IL TUO COMPITO:
In base al testo sulla ripresa dei lanci di razzi dalla Striscia, rispondi alle seguenti domande:
(a) Quanti morti e quanti feriti palestinesi vengono riportati?
(b) In quale località si registra la vittima israeliana?
(c) Come si chiama il parroco della Sacra Famiglia a Gaza?

Dopo alcune ore di cessate il fuoco sono ripresi stamane i lanci di razzi dalla Striscia. Nel mirino anche la regione di Gerusalemme. La massiccia risposta israeliana con nuovi raid aerei e il congelamento delle trattative al Cairo per un cessate il fuoco. Almeno 30 morti e 90 feriti palestinesi, una vittima israeliana a Rehovot.
Gerusalemme (AsiaNews) - Sono tornate a risuolare le sirene di allarme nella tarda mattinata di oggi in Israele, a causa del lancio di razzi dalla Striscia cui ha risposto l’esercito nuovi raid dei caccia con la stella di David. Una ripresa delle violenze, dopo alcune ore di relativa calma vissute nella notte come racconta ad AsiaNews il parroco della Sacra Famiglia a Gaza p. Gabriel Romanelli, sacerdote argentino del Verbo incarnato. “La vita è paralizzata a Gaza come in tutta la regione. In tanti aspettano una tregua, una pausa” in un contesto di violenze crescenti, una spirale che non accenna a diminuire. “Ieri - prosegue - abbiamo vissuto momenti di scontri molto forti, che poi si sono arrestati. Qualcuno parlava di una tregua, altri la escludevano. Resta il fatto che viviamo in una situazione di sospensione in attesa di sviluppi, con la vita civile, le scuole chiuse”.

DATI DELL'ESERCIZIO:
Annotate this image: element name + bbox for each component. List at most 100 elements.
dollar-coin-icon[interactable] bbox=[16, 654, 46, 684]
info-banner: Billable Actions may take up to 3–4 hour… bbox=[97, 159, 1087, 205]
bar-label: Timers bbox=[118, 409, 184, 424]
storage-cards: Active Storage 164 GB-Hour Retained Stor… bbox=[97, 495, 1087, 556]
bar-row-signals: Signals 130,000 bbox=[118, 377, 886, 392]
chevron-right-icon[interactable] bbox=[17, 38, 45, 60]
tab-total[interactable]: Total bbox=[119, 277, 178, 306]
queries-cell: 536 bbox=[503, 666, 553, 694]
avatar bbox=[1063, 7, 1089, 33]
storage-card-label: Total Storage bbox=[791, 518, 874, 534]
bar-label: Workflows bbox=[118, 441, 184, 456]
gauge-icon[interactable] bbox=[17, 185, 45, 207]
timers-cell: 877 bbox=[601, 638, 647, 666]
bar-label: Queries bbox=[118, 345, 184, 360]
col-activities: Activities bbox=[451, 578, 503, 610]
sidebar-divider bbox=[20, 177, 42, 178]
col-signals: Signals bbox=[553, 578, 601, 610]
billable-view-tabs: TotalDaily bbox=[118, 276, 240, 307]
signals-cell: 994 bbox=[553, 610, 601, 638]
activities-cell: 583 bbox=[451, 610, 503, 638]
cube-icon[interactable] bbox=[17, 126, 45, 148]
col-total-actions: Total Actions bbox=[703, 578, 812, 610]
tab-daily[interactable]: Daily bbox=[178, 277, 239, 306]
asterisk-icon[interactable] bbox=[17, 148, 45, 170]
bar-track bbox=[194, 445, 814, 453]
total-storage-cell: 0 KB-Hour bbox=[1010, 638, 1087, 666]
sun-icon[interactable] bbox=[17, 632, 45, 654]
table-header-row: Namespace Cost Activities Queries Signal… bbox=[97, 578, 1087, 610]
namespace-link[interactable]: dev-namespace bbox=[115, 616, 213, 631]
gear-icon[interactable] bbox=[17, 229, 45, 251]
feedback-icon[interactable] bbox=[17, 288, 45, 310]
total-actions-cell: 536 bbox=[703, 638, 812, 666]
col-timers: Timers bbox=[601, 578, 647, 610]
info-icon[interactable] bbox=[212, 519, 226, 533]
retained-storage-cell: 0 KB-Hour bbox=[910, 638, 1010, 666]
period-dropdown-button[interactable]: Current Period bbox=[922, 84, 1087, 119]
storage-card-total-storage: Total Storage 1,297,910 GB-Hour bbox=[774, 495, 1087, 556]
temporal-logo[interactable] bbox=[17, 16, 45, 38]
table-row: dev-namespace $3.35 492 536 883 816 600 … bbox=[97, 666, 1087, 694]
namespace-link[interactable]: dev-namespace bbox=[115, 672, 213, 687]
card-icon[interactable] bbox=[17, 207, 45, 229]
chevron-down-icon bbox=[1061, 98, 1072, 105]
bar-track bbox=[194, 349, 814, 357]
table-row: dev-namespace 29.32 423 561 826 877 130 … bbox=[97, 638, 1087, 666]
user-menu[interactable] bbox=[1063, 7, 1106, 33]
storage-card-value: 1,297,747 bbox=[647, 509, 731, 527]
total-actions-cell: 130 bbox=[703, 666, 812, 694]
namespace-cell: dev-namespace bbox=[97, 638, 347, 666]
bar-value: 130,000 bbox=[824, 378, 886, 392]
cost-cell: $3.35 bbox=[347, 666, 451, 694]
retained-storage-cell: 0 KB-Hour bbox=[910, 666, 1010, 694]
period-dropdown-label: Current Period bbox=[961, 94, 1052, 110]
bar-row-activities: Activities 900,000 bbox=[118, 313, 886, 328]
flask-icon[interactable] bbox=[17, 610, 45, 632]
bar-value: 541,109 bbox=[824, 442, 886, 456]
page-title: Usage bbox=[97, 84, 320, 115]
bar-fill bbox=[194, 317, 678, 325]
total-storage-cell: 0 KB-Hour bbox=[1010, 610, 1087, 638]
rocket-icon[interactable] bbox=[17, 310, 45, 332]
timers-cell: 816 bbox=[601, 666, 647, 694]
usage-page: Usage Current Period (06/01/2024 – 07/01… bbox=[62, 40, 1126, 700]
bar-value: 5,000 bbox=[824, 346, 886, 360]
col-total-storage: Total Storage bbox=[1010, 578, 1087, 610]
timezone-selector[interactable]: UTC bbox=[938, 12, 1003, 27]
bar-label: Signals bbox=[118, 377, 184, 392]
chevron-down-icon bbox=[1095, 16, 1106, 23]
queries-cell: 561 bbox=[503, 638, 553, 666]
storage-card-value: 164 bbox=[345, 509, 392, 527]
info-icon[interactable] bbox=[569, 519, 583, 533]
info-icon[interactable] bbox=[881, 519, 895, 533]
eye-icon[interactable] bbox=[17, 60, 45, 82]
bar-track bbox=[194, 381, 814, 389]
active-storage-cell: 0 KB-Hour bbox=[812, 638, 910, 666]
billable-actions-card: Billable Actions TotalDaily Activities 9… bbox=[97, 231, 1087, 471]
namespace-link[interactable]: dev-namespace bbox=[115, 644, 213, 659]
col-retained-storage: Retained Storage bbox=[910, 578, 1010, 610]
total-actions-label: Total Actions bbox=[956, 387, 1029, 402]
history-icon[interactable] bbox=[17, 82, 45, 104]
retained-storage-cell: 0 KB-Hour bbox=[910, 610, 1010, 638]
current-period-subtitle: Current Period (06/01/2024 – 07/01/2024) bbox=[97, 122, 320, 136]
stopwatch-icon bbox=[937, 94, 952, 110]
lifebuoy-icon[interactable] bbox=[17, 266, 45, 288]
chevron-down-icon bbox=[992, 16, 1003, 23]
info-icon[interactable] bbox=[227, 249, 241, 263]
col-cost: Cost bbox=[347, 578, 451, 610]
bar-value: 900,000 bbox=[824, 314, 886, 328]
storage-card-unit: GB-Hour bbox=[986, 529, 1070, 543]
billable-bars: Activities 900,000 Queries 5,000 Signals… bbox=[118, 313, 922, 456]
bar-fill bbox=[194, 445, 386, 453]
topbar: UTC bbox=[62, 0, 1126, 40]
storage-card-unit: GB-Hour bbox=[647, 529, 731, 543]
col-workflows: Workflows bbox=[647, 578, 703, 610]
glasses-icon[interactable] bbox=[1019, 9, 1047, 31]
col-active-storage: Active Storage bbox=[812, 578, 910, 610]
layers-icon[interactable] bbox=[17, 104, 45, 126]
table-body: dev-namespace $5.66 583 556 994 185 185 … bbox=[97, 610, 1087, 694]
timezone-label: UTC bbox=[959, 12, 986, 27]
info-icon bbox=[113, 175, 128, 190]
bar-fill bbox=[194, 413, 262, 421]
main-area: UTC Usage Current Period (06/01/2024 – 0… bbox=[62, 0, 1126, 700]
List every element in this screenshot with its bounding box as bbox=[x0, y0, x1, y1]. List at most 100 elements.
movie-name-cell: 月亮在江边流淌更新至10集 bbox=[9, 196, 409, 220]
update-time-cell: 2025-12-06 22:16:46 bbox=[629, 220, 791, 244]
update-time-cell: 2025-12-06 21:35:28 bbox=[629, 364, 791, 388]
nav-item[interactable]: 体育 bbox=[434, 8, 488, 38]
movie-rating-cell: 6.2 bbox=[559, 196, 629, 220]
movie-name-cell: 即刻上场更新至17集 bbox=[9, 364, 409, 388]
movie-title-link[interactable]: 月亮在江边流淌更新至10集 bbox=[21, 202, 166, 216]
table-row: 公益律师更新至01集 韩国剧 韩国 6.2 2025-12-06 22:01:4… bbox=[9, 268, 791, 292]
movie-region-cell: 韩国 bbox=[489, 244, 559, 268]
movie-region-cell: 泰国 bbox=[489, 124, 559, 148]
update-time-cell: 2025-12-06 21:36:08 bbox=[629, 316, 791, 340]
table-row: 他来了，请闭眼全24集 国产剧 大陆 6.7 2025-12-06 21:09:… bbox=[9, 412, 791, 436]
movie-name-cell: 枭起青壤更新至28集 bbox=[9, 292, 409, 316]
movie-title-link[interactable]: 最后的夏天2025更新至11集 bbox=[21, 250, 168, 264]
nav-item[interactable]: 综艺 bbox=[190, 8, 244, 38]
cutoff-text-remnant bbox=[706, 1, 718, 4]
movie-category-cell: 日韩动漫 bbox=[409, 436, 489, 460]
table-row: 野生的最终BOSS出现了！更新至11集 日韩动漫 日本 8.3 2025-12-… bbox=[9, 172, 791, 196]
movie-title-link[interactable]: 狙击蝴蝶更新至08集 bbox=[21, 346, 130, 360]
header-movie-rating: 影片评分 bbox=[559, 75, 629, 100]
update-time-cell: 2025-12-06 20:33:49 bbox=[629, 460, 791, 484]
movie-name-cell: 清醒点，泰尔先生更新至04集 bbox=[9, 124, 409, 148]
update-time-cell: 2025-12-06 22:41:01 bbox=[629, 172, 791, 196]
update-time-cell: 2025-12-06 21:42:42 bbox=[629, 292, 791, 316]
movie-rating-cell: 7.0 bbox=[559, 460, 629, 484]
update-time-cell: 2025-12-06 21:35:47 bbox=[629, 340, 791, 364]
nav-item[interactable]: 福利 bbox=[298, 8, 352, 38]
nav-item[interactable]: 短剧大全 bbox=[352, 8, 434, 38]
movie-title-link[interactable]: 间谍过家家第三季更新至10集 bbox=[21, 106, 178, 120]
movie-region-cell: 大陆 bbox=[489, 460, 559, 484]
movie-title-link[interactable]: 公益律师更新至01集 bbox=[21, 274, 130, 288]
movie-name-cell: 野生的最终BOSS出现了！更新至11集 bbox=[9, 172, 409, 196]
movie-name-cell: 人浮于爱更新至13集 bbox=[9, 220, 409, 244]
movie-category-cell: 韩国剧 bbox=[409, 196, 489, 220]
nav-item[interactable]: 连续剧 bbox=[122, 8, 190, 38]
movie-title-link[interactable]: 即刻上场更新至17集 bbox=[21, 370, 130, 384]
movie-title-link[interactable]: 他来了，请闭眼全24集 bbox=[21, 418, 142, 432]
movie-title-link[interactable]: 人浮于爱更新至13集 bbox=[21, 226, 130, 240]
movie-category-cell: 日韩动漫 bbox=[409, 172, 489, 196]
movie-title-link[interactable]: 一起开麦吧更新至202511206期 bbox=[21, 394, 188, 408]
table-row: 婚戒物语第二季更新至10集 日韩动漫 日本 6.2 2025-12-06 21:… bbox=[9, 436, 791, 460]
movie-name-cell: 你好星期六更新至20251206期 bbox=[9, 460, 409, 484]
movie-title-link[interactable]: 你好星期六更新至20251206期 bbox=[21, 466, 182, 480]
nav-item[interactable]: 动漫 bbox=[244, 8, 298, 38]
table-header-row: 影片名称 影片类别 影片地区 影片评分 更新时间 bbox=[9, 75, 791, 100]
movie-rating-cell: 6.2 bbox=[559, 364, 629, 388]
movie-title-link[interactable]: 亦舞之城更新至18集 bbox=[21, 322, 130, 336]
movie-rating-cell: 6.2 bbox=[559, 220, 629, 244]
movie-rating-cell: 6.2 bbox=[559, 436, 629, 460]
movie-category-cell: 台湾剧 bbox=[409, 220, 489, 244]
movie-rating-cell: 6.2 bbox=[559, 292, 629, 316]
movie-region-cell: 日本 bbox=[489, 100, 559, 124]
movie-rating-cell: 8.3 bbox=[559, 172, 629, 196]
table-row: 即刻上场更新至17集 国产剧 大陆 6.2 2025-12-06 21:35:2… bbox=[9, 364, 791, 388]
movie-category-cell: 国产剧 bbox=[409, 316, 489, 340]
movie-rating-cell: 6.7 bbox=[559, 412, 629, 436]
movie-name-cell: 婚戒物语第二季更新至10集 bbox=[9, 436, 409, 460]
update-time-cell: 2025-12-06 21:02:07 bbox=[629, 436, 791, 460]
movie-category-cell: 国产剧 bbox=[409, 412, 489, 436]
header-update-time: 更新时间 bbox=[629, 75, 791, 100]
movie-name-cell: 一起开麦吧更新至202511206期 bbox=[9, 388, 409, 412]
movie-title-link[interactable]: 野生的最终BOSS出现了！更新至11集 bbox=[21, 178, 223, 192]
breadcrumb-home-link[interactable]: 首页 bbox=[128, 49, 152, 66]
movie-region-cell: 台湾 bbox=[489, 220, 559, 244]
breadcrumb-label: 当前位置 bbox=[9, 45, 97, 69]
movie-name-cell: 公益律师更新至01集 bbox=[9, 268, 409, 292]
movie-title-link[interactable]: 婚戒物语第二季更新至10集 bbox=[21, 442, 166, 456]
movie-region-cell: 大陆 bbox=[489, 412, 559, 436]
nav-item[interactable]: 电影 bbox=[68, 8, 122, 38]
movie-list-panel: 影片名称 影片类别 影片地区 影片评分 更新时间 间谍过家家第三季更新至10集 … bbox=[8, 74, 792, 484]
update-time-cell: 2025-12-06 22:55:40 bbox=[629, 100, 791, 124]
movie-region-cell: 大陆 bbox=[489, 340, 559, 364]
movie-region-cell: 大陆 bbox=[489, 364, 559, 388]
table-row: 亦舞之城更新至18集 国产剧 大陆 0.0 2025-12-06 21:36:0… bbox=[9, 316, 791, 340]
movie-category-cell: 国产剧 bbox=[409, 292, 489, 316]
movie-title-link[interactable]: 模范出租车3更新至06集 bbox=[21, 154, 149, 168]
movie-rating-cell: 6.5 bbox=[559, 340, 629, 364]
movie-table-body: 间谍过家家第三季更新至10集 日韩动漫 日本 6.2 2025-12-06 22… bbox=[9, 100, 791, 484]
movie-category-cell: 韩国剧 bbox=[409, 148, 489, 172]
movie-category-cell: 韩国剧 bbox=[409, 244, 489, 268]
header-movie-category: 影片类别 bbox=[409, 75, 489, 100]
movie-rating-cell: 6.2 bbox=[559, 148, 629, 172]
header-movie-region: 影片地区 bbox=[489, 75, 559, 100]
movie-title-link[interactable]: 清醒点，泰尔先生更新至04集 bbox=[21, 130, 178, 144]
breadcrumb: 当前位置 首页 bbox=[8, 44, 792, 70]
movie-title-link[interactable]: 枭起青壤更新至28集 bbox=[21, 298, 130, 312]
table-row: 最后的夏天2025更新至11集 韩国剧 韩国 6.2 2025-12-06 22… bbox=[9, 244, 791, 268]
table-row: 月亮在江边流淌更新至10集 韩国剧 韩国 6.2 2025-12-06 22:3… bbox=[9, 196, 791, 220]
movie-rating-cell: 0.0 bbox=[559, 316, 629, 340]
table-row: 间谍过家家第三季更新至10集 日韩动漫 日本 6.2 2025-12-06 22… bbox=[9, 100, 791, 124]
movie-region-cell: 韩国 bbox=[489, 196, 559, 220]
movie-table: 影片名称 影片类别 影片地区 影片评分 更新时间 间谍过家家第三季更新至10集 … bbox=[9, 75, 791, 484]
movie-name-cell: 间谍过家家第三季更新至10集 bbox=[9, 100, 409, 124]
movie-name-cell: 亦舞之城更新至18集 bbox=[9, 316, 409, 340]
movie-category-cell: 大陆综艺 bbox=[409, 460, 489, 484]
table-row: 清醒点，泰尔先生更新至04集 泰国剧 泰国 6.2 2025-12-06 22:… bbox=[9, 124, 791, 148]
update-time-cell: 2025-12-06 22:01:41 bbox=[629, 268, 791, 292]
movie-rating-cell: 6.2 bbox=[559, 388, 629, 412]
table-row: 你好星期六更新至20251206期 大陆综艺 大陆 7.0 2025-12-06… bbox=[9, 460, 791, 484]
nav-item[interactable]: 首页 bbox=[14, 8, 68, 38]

PROBLEMA RISOLTO:
(a) Almeno 30 morti e 90 feriti.
(b) A Rehovot.
(c) P. Gabriel Romanelli.